begin

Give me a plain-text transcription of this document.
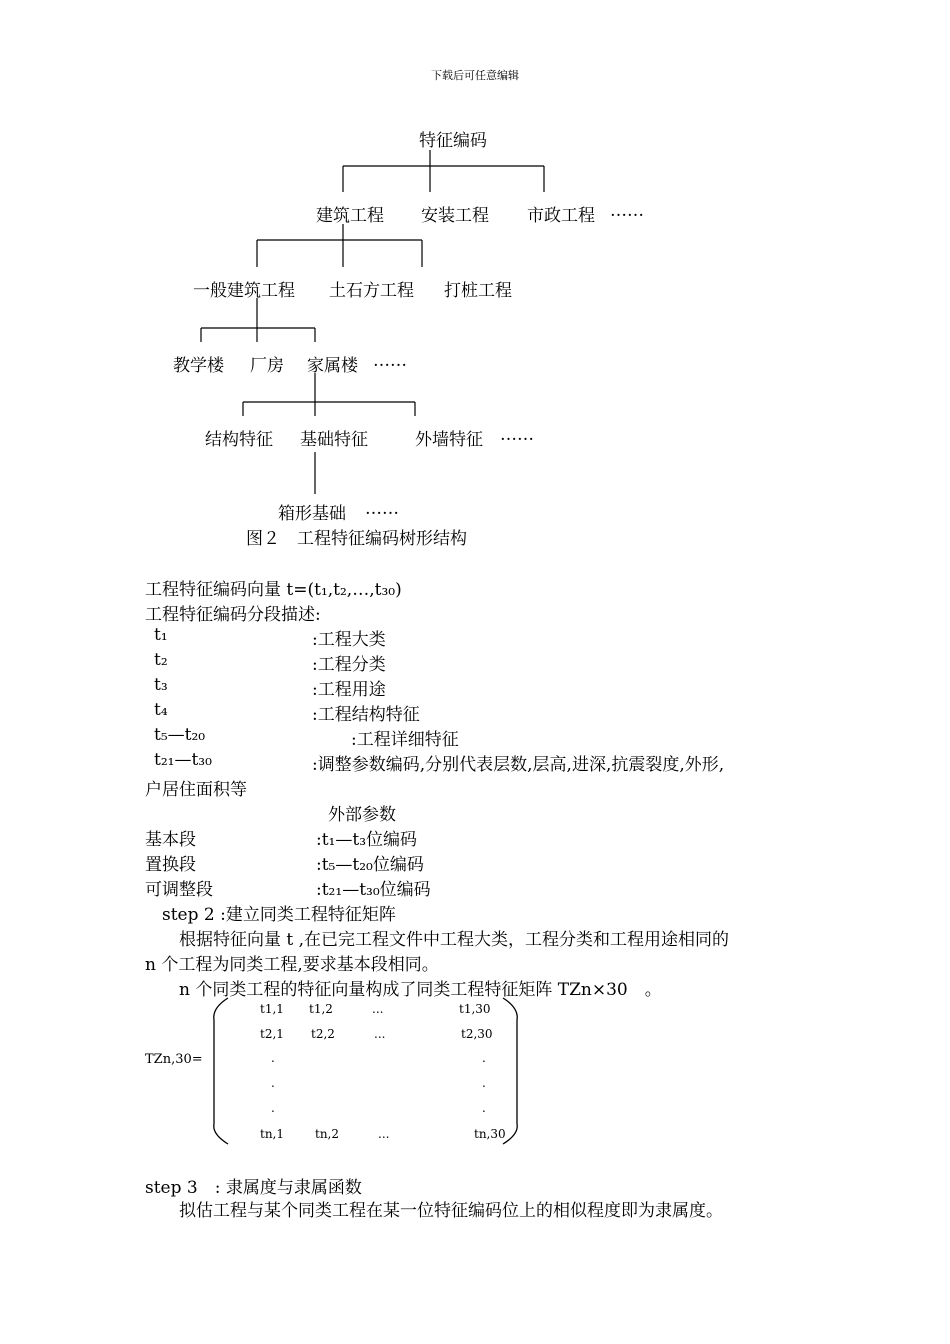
下载后可任意编辑
特征编码
建筑工程 安装工程 市政工程 ……
一般建筑工程 土石方工程 打桩工程
教学楼 厂房 家属楼 ……
结构特征 基础特征	外墙特征 ……
箱形基础 ……
图２　工程特征编码树形结构
工程特征编码向量 t=(t₁,t₂,…,t₃₀)
工程特征编码分段描述:
t₁	:工程大类
t₂	:工程分类
t₃	:工程用途
t₄	:工程结构特征
t₅—t₂₀	:工程详细特征
t₂₁—t₃₀	:调整参数编码,分别代表层数,层高,进深,抗震裂度,外形,
户居住面积等
外部参数
基本段	:t₁—t₃位编码
置换段	:t₅—t₂₀位编码
可调整段	:t₂₁—t₃₀位编码
step 2 :建立同类工程特征矩阵
根据特征向量 t ,在已完工程文件中工程大类，工程分类和工程用途相同的
n 个工程为同类工程,要求基本段相同。
n 个同类工程的特征向量构成了同类工程特征矩阵 TZn×30　。
TZn,30=
t1,1 t1,2	...	t1,30
t2,1 t2,2	...	t2,30
.	.
.	.
.	.
tn,1	tn,2	...	tn,30
step 3　: 隶属度与隶属函数
拟估工程与某个同类工程在某一位特征编码位上的相似程度即为隶属度。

end

_WHAT IS EXPECTED_. Transcribe the listing in full and omit the pictures.

_THE SOLUTION_.
Give me a plain-text transcription of this document.
下载后可任意编辑
特征编码
建筑工程 安装工程 市政工程 ……
一般建筑工程 土石方工程 打桩工程
教学楼 厂房 家属楼 ……
结构特征 基础特征	外墙特征 ……
箱形基础 ……
图２　工程特征编码树形结构
工程特征编码向量 t=(t₁,t₂,…,t₃₀)
工程特征编码分段描述:
t₁	:工程大类
t₂	:工程分类
t₃	:工程用途
t₄	:工程结构特征
t₅—t₂₀	:工程详细特征
t₂₁—t₃₀	:调整参数编码,分别代表层数,层高,进深,抗震裂度,外形,
户居住面积等
外部参数
基本段	:t₁—t₃位编码
置换段	:t₅—t₂₀位编码
可调整段	:t₂₁—t₃₀位编码
step 2 :建立同类工程特征矩阵
根据特征向量 t ,在已完工程文件中工程大类，工程分类和工程用途相同的
n 个工程为同类工程,要求基本段相同。
n 个同类工程的特征向量构成了同类工程特征矩阵 TZn×30　。
TZn,30=
t1,1 t1,2	...	t1,30
t2,1 t2,2	...	t2,30
.	.
.	.
.	.
tn,1	tn,2	...	tn,30
step 3　: 隶属度与隶属函数
拟估工程与某个同类工程在某一位特征编码位上的相似程度即为隶属度。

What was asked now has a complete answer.